■ PROBLEM SET:
(A) List every company named in the passage about Bird and electric scooters.
(B) Write the next few sentences of the passage about Bird and the electric scooter industry, starting after its final sentence.

■ SELECTED PASSAGE:
————

Travis VanderZanden is perhaps one of the best known electric scooter startup founders in the business. Although his business, Bird, competes with the likes of Uber and Lyft these days, VanderZanden has been all-in on micromobility since 2017, when Bird deployed its first batch of scooters on the streets of Santa Monica.
Since then, the scooter industry has taken off with many new entrants to the space, and Bird hitting a ~$2 billion valuation. The rise of electric scooters is often compared to the rise of ride-hailing, but there are some key differences at play. For one, cities are in charge of regulation — not the states. And since these are much smaller vehicles, cities can easily pick them up and throw them in the back of a truck if they become a nuisance. Meanwhile, as part of city regulation, data-sharing is not optional — it’s a requirement in order for companies to receive permission to deploy scooters on city streets.

————

■ RECORDED INFORMATION:
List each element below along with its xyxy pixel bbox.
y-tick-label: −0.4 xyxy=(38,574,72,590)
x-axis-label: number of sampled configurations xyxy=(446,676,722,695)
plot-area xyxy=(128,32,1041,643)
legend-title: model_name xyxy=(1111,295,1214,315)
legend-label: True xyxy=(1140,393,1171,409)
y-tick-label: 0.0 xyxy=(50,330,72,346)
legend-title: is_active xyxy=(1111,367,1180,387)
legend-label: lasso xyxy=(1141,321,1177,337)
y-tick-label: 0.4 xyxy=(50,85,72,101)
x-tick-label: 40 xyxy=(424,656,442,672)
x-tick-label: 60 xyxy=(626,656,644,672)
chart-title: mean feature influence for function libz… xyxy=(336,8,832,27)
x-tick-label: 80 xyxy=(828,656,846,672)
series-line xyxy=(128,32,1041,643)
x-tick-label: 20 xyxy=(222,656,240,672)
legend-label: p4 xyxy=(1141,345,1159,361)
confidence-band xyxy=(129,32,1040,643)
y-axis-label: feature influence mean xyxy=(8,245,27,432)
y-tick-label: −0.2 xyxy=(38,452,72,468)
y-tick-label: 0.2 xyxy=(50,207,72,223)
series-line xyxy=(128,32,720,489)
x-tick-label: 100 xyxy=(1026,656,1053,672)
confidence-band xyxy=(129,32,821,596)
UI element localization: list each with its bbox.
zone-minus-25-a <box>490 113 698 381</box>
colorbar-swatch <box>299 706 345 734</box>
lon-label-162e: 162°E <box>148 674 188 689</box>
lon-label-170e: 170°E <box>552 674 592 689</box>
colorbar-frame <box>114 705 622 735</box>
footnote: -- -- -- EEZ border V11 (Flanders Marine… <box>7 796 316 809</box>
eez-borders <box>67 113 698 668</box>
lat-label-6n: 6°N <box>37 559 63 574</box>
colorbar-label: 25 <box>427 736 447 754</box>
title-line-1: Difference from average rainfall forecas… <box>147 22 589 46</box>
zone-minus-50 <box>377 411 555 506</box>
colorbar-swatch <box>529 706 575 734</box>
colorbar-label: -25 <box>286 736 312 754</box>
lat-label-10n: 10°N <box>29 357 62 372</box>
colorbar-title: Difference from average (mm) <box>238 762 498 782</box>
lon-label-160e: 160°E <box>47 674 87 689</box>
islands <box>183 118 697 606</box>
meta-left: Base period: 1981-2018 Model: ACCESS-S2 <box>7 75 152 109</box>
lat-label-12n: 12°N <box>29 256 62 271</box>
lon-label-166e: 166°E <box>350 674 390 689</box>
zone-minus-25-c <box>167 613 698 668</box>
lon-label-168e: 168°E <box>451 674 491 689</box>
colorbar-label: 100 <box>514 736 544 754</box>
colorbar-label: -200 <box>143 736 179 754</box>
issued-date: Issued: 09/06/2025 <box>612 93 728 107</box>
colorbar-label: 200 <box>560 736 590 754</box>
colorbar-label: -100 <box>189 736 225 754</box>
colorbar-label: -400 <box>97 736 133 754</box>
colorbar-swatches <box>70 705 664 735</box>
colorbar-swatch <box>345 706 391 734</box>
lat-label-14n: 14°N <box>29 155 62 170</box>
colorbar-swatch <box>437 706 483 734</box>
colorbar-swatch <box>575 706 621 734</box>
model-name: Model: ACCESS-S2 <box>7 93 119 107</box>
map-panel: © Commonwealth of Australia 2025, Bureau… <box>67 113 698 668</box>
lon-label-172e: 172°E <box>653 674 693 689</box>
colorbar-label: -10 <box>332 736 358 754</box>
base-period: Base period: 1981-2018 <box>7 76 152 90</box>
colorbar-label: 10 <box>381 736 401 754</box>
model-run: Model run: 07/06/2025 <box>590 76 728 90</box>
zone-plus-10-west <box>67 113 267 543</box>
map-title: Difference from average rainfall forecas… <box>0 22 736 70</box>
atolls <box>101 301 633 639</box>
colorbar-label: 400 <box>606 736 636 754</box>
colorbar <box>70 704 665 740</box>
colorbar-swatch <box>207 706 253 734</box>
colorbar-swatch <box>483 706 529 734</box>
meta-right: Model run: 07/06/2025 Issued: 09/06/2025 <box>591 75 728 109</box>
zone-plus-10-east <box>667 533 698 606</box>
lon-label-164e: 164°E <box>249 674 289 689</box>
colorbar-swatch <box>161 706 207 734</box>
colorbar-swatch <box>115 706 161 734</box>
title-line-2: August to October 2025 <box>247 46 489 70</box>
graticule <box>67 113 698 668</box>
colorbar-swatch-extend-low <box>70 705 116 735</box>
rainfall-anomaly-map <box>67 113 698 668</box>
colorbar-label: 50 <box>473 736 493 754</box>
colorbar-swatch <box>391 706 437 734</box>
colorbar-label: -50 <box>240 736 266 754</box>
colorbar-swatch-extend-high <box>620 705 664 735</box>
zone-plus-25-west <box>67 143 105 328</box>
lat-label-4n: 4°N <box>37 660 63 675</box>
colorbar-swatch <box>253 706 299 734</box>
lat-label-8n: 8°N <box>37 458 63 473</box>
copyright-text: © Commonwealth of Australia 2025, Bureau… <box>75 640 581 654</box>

————

■ SOLVED PROBLEMS:
(A) Bird, Uber, Lyft

(B)
Bird has also made waves with its alternative business models. In addition to running a shared electric scooter business, Bird now sells scooters direct-to-consumers, operates a monthly rental program and enables entrepreneurs to run their own shared scooter businesses through Bird Platform. Most recently, Bird unveiled a two-seater electric vehicle to become more than just a kick scooter company.
This has all happened under the leadership of VanderZanden. Before VanderZanden started Bird, he spent time at both Uber and Lyft. At Uber, VanderZanden was VP of growth and was COO at Lyft, which had acquired his on-demand car wash business, Cherry, in 2013.
At TechCrunch Disrupt SF, I’ll be chatting with VanderZanden about the rise of micromobility, the challenges that come with running a business in the space and what lies ahead for Bird.